## DATA TO PROCESS:
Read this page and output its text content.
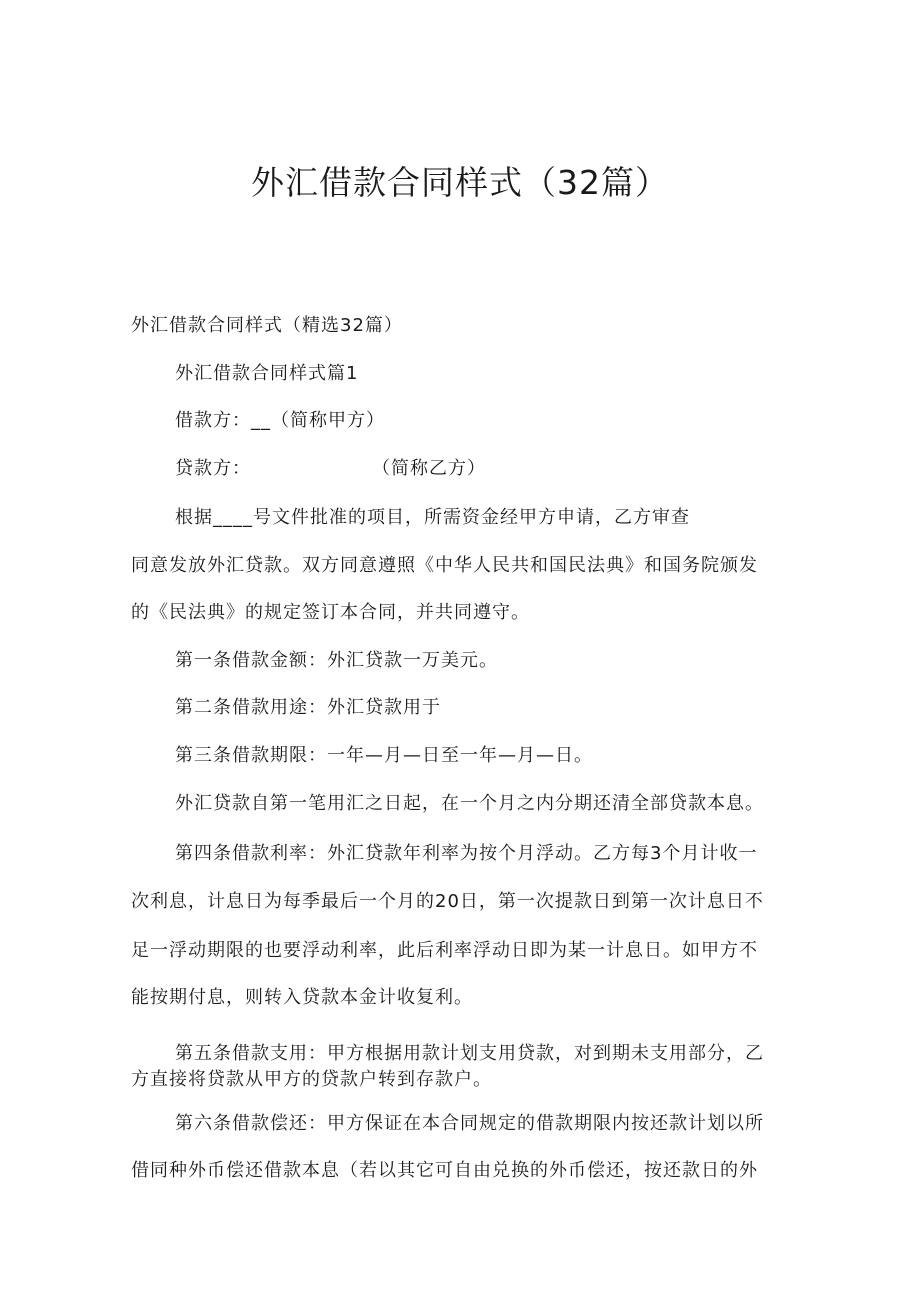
外汇借款合同样式（32篇）
外汇借款合同样式（精选32篇）
外汇借款合同样式篇1
借款方：__（简称甲方）
贷款方：                  （简称乙方）
根据____号文件批准的项目，所需资金经甲方申请，乙方审查
同意发放外汇贷款。双方同意遵照《中华人民共和国民法典》和国务院颁发
的《民法典》的规定签订本合同，并共同遵守。
第一条借款金额：外汇贷款一万美元。
第二条借款用途：外汇贷款用于
第三条借款期限：一年—月—日至一年—月—日。
外汇贷款自第一笔用汇之日起，在一个月之内分期还清全部贷款本息。
第四条借款利率：外汇贷款年利率为按个月浮动。乙方每3个月计收一
次利息，计息日为每季最后一个月的20日，第一次提款日到第一次计息日不
足一浮动期限的也要浮动利率，此后利率浮动日即为某一计息日。如甲方不
能按期付息，则转入贷款本金计收复利。
第五条借款支用：甲方根据用款计划支用贷款，对到期未支用部分，乙
方直接将贷款从甲方的贷款户转到存款户。
第六条借款偿还：甲方保证在本合同规定的借款期限内按还款计划以所
借同种外币偿还借款本息（若以其它可自由兑换的外币偿还，按还款日的外
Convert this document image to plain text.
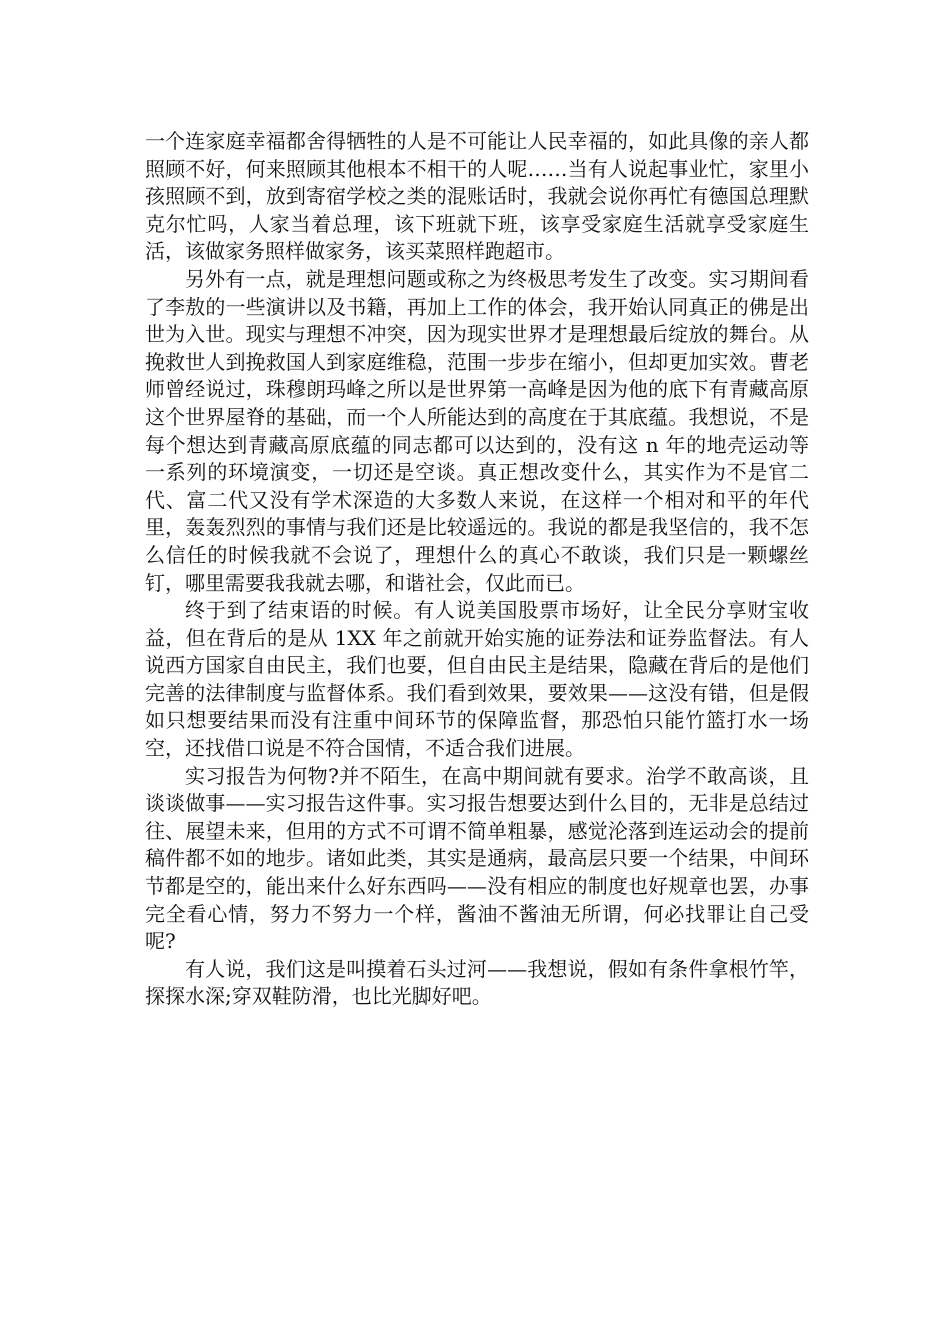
一个连家庭幸福都舍得牺牲的人是不可能让人民幸福的，如此具像的亲人都照顾不好，何来照顾其他根本不相干的人呢……当有人说起事业忙，家里小孩照顾不到，放到寄宿学校之类的混账话时，我就会说你再忙有德国总理默克尔忙吗，人家当着总理，该下班就下班，该享受家庭生活就享受家庭生活，该做家务照样做家务，该买菜照样跑超市。

另外有一点，就是理想问题或称之为终极思考发生了改变。实习期间看了李敖的一些演讲以及书籍，再加上工作的体会，我开始认同真正的佛是出世为入世。现实与理想不冲突，因为现实世界才是理想最后绽放的舞台。从挽救世人到挽救国人到家庭维稳，范围一步步在缩小，但却更加实效。曹老师曾经说过，珠穆朗玛峰之所以是世界第一高峰是因为他的底下有青藏高原这个世界屋脊的基础，而一个人所能达到的高度在于其底蕴。我想说，不是每个想达到青藏高原底蕴的同志都可以达到的，没有这 n 年的地壳运动等一系列的环境演变，一切还是空谈。真正想改变什么，其实作为不是官二代、富二代又没有学术深造的大多数人来说，在这样一个相对和平的年代里，轰轰烈烈的事情与我们还是比较遥远的。我说的都是我坚信的，我不怎么信任的时候我就不会说了，理想什么的真心不敢谈，我们只是一颗螺丝钉，哪里需要我我就去哪，和谐社会，仅此而已。

终于到了结束语的时候。有人说美国股票市场好，让全民分享财宝收益，但在背后的是从 1XX 年之前就开始实施的证券法和证券监督法。有人说西方国家自由民主，我们也要，但自由民主是结果，隐藏在背后的是他们完善的法律制度与监督体系。我们看到效果，要效果——这没有错，但是假如只想要结果而没有注重中间环节的保障监督，那恐怕只能竹篮打水一场空，还找借口说是不符合国情，不适合我们进展。

实习报告为何物?并不陌生，在高中期间就有要求。治学不敢高谈，且谈谈做事——实习报告这件事。实习报告想要达到什么目的，无非是总结过往、展望未来，但用的方式不可谓不简单粗暴，感觉沦落到连运动会的提前稿件都不如的地步。诸如此类，其实是通病，最高层只要一个结果，中间环节都是空的，能出来什么好东西吗——没有相应的制度也好规章也罢，办事完全看心情，努力不努力一个样，酱油不酱油无所谓，何必找罪让自己受呢?

有人说，我们这是叫摸着石头过河——我想说，假如有条件拿根竹竿，探探水深;穿双鞋防滑，也比光脚好吧。
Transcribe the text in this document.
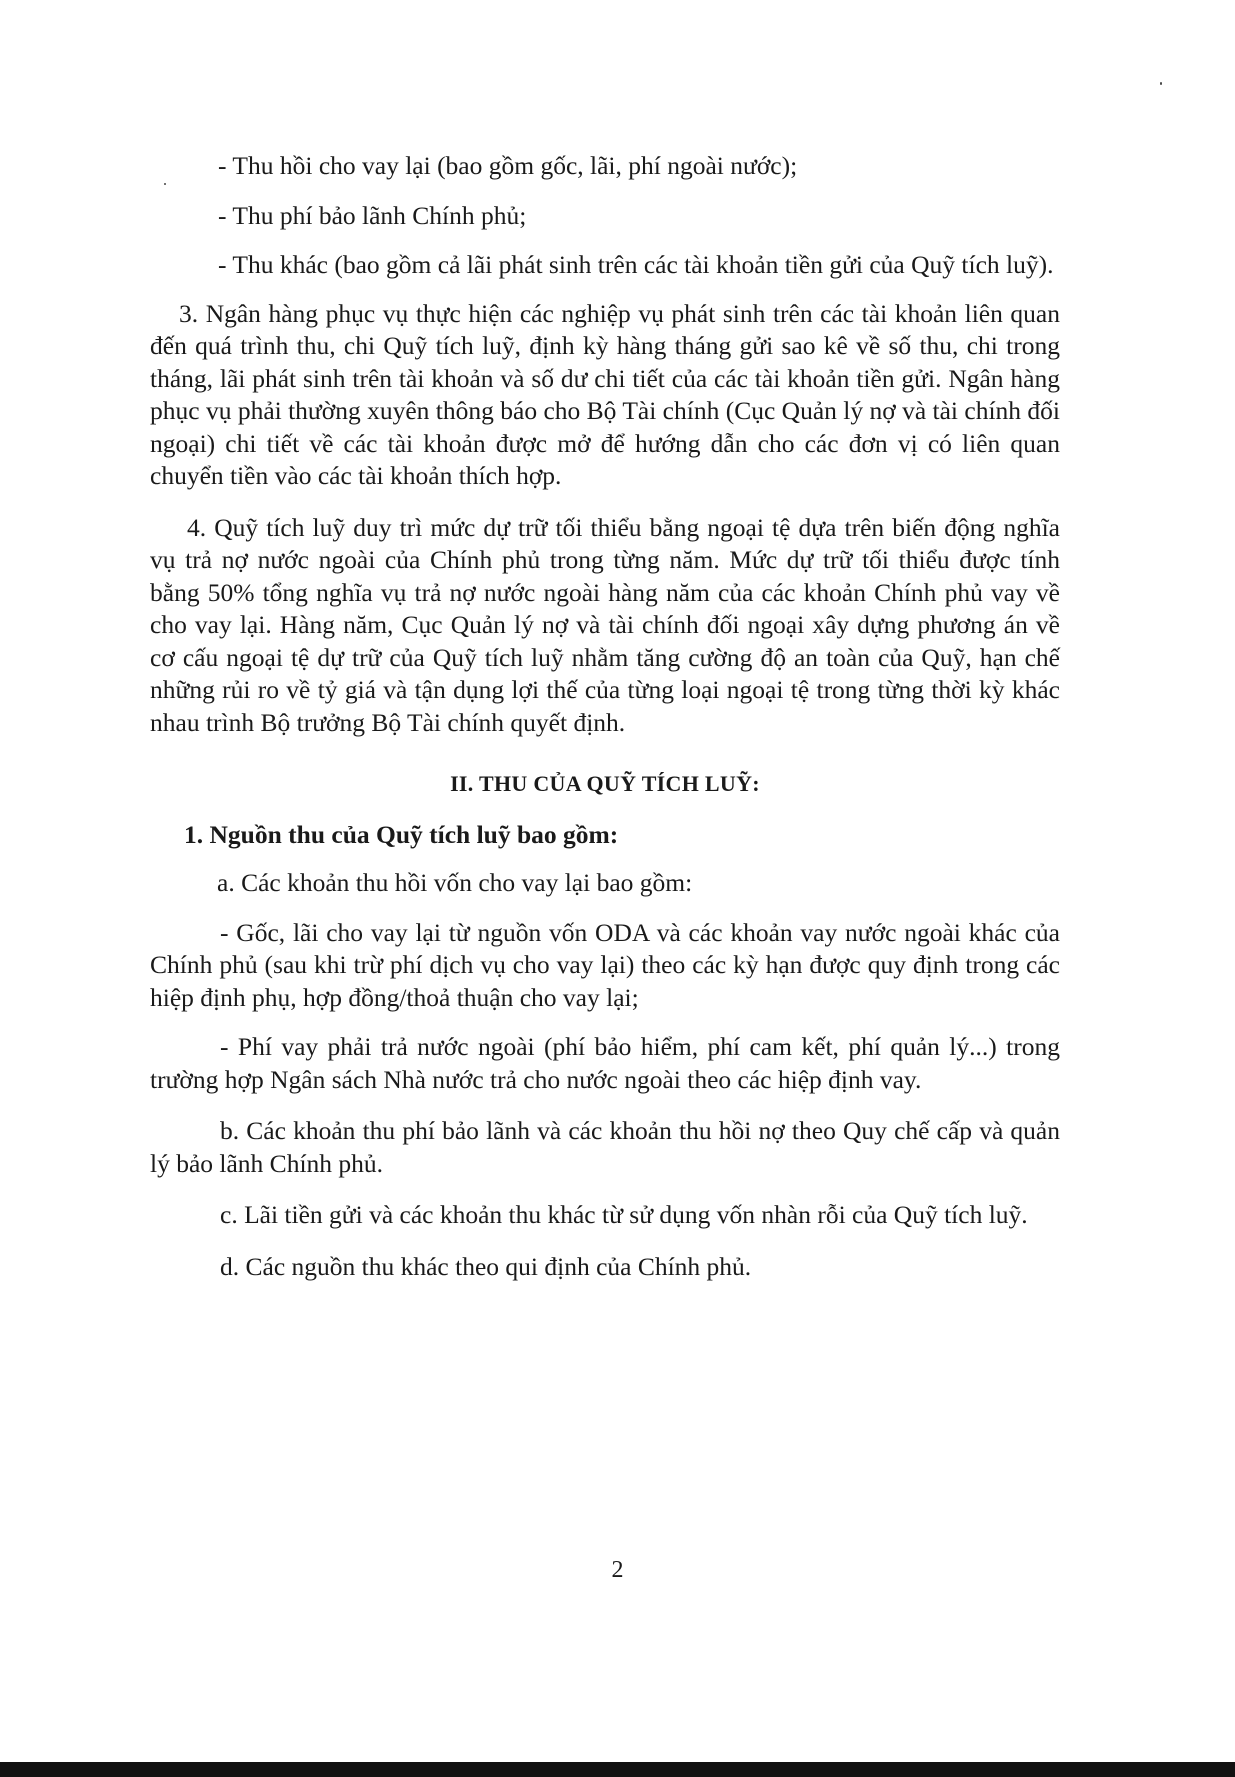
- Thu hồi cho vay lại (bao gồm gốc, lãi, phí ngoài nước);

- Thu phí bảo lãnh Chính phủ;

- Thu khác (bao gồm cả lãi phát sinh trên các tài khoản tiền gửi của Quỹ tích luỹ).

3. Ngân hàng phục vụ thực hiện các nghiệp vụ phát sinh trên các tài khoản liên quan đến quá trình thu, chi Quỹ tích luỹ, định kỳ hàng tháng gửi sao kê về số thu, chi trong tháng, lãi phát sinh trên tài khoản và số dư chi tiết của các tài khoản tiền gửi. Ngân hàng phục vụ phải thường xuyên thông báo cho Bộ Tài chính (Cục Quản lý nợ và tài chính đối ngoại) chi tiết về các tài khoản được mở để hướng dẫn cho các đơn vị có liên quan chuyển tiền vào các tài khoản thích hợp.

4. Quỹ tích luỹ duy trì mức dự trữ tối thiểu bằng ngoại tệ dựa trên biến động nghĩa vụ trả nợ nước ngoài của Chính phủ trong từng năm. Mức dự trữ tối thiểu được tính bằng 50% tổng nghĩa vụ trả nợ nước ngoài hàng năm của các khoản Chính phủ vay về cho vay lại. Hàng năm, Cục Quản lý nợ và tài chính đối ngoại xây dựng phương án về cơ cấu ngoại tệ dự trữ của Quỹ tích luỹ nhằm tăng cường độ an toàn của Quỹ, hạn chế những rủi ro về tỷ giá và tận dụng lợi thế của từng loại ngoại tệ trong từng thời kỳ khác nhau trình Bộ trưởng Bộ Tài chính quyết định.

II. THU CỦA QUỸ TÍCH LUỸ:

1. Nguồn thu của Quỹ tích luỹ bao gồm:

a. Các khoản thu hồi vốn cho vay lại bao gồm:

- Gốc, lãi cho vay lại từ nguồn vốn ODA và các khoản vay nước ngoài khác của Chính phủ (sau khi trừ phí dịch vụ cho vay lại) theo các kỳ hạn được quy định trong các hiệp định phụ, hợp đồng/thoả thuận cho vay lại;

- Phí vay phải trả nước ngoài (phí bảo hiểm, phí cam kết, phí quản lý...) trong trường hợp Ngân sách Nhà nước trả cho nước ngoài theo các hiệp định vay.

b. Các khoản thu phí bảo lãnh và các khoản thu hồi nợ theo Quy chế cấp và quản lý bảo lãnh Chính phủ.

c. Lãi tiền gửi và các khoản thu khác từ sử dụng vốn nhàn rỗi của Quỹ tích luỹ.

d. Các nguồn thu khác theo qui định của Chính phủ.

2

## TASK PROMPT:
Consider the entries above and return each line with the string "lãnh".

## EXERCISE SOLUTION:
- Thu phí bảo lãnh Chính phủ;
b. Các khoản thu phí bảo lãnh và các khoản thu hồi nợ theo Quy chế cấp và quản lý bảo lãnh Chính phủ.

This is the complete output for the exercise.